**Supplied information**
= = = = =

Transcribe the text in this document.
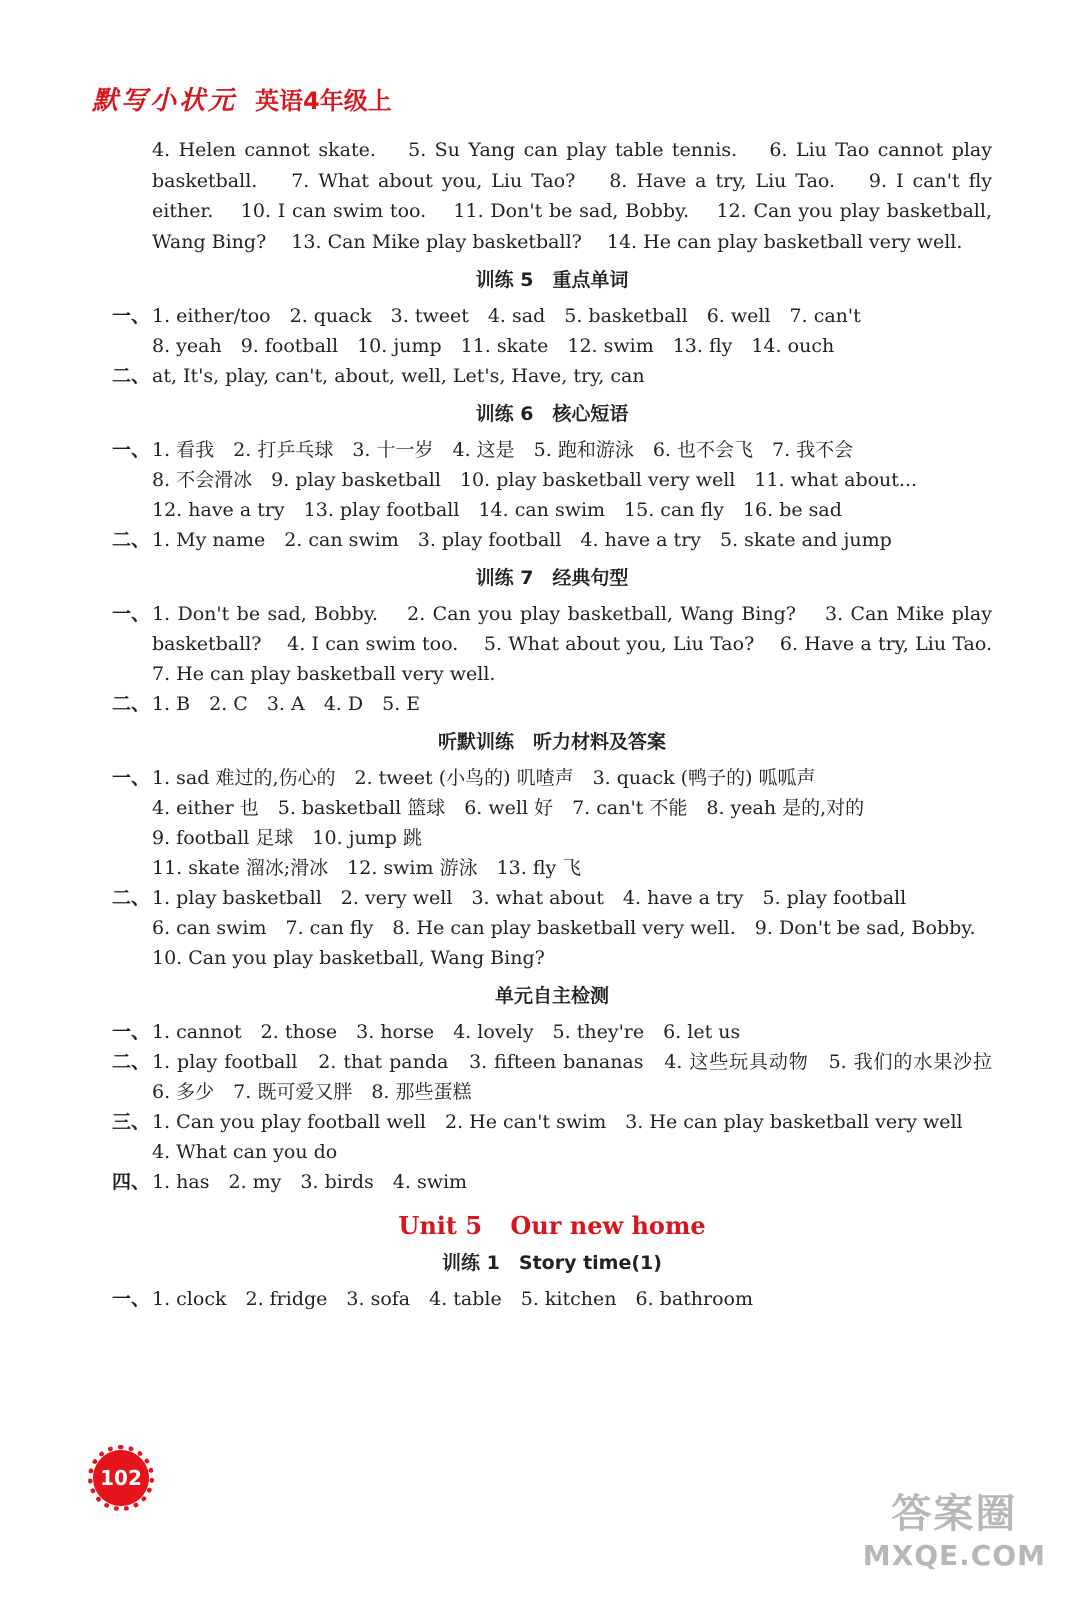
默写小状元 英语4年级上

4. Helen cannot skate.　 5. Su Yang can play table tennis.　 6. Liu Tao cannot play basketball.　 7. What about you, Liu Tao?　 8. Have a try, Liu Tao.　 9. I can't fly either.　 10. I can swim too.　 11. Don't be sad, Bobby.　 12. Can you play basketball, Wang Bing?　 13. Can Mike play basketball?　 14. He can play basketball very well.

训练 5　重点单词
一、 1. either/too　2. quack　3. tweet　4. sad　5. basketball　6. well　7. can't
8. yeah　9. football　10. jump　11. skate　12. swim　13. fly　14. ouch
二、 at, It's, play, can't, about, well, Let's, Have, try, can
训练 6　核心短语
一、 1. 看我　2. 打乒乓球　3. 十一岁　4. 这是　5. 跑和游泳　6. 也不会飞　7. 我不会
8. 不会滑冰　9. play basketball　10. play basketball very well　11. what about...
12. have a try　13. play football　14. can swim　15. can fly　16. be sad
二、 1. My name　2. can swim　3. play football　4. have a try　5. skate and jump
训练 7　经典句型
一、 1. Don't be sad, Bobby.　 2. Can you play basketball, Wang Bing?　 3. Can Mike play basketball?　 4. I can swim too.　 5. What about you, Liu Tao?　 6. Have a try, Liu Tao.　 7. He can play basketball very well.
二、 1. B　2. C　3. A　4. D　5. E
听默训练　听力材料及答案
一、 1. sad 难过的,伤心的　2. tweet (小鸟的) 叽喳声　3. quack (鸭子的) 呱呱声
4. either 也　5. basketball 篮球　6. well 好　7. can't 不能　8. yeah 是的,对的
9. football 足球　10. jump 跳
11. skate 溜冰;滑冰　12. swim 游泳　13. fly 飞
二、 1. play basketball　2. very well　3. what about　4. have a try　5. play football
6. can swim　7. can fly　8. He can play basketball very well.　9. Don't be sad, Bobby.
10. Can you play basketball, Wang Bing?
单元自主检测
一、 1. cannot　2. those　3. horse　4. lovely　5. they're　6. let us
二、 1. play football　2. that panda　3. fifteen bananas　4. 这些玩具动物　5. 我们的水果沙拉　6. 多少　7. 既可爱又胖　8. 那些蛋糕
三、 1. Can you play football well　2. He can't swim　3. He can play basketball very well
4. What can you do
四、 1. has　2. my　3. birds　4. swim
Unit 5 Our new home
训练 1　Story time(1)
一、 1. clock　2. fridge　3. sofa　4. table　5. kitchen　6. bathroom
102
答案圈
MXQE.COM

= = = = =

**Short exercise**
Copy the whole listing above word for word but do not carry over the pictures.

**Finished answer**
Transcribe the text in this document.
默写小状元 英语4年级上

4. Helen cannot skate.　 5. Su Yang can play table tennis.　 6. Liu Tao cannot play basketball.　 7. What about you, Liu Tao?　 8. Have a try, Liu Tao.　 9. I can't fly either.　 10. I can swim too.　 11. Don't be sad, Bobby.　 12. Can you play basketball, Wang Bing?　 13. Can Mike play basketball?　 14. He can play basketball very well.

训练 5　重点单词
一、 1. either/too　2. quack　3. tweet　4. sad　5. basketball　6. well　7. can't
8. yeah　9. football　10. jump　11. skate　12. swim　13. fly　14. ouch
二、 at, It's, play, can't, about, well, Let's, Have, try, can
训练 6　核心短语
一、 1. 看我　2. 打乒乓球　3. 十一岁　4. 这是　5. 跑和游泳　6. 也不会飞　7. 我不会
8. 不会滑冰　9. play basketball　10. play basketball very well　11. what about...
12. have a try　13. play football　14. can swim　15. can fly　16. be sad
二、 1. My name　2. can swim　3. play football　4. have a try　5. skate and jump
训练 7　经典句型
一、 1. Don't be sad, Bobby.　 2. Can you play basketball, Wang Bing?　 3. Can Mike play basketball?　 4. I can swim too.　 5. What about you, Liu Tao?　 6. Have a try, Liu Tao.　 7. He can play basketball very well.
二、 1. B　2. C　3. A　4. D　5. E
听默训练　听力材料及答案
一、 1. sad 难过的,伤心的　2. tweet (小鸟的) 叽喳声　3. quack (鸭子的) 呱呱声
4. either 也　5. basketball 篮球　6. well 好　7. can't 不能　8. yeah 是的,对的
9. football 足球　10. jump 跳
11. skate 溜冰;滑冰　12. swim 游泳　13. fly 飞
二、 1. play basketball　2. very well　3. what about　4. have a try　5. play football
6. can swim　7. can fly　8. He can play basketball very well.　9. Don't be sad, Bobby.
10. Can you play basketball, Wang Bing?
单元自主检测
一、 1. cannot　2. those　3. horse　4. lovely　5. they're　6. let us
二、 1. play football　2. that panda　3. fifteen bananas　4. 这些玩具动物　5. 我们的水果沙拉　6. 多少　7. 既可爱又胖　8. 那些蛋糕
三、 1. Can you play football well　2. He can't swim　3. He can play basketball very well
4. What can you do
四、 1. has　2. my　3. birds　4. swim
Unit 5 Our new home
训练 1　Story time(1)
一、 1. clock　2. fridge　3. sofa　4. table　5. kitchen　6. bathroom
102
答案圈
MXQE.COM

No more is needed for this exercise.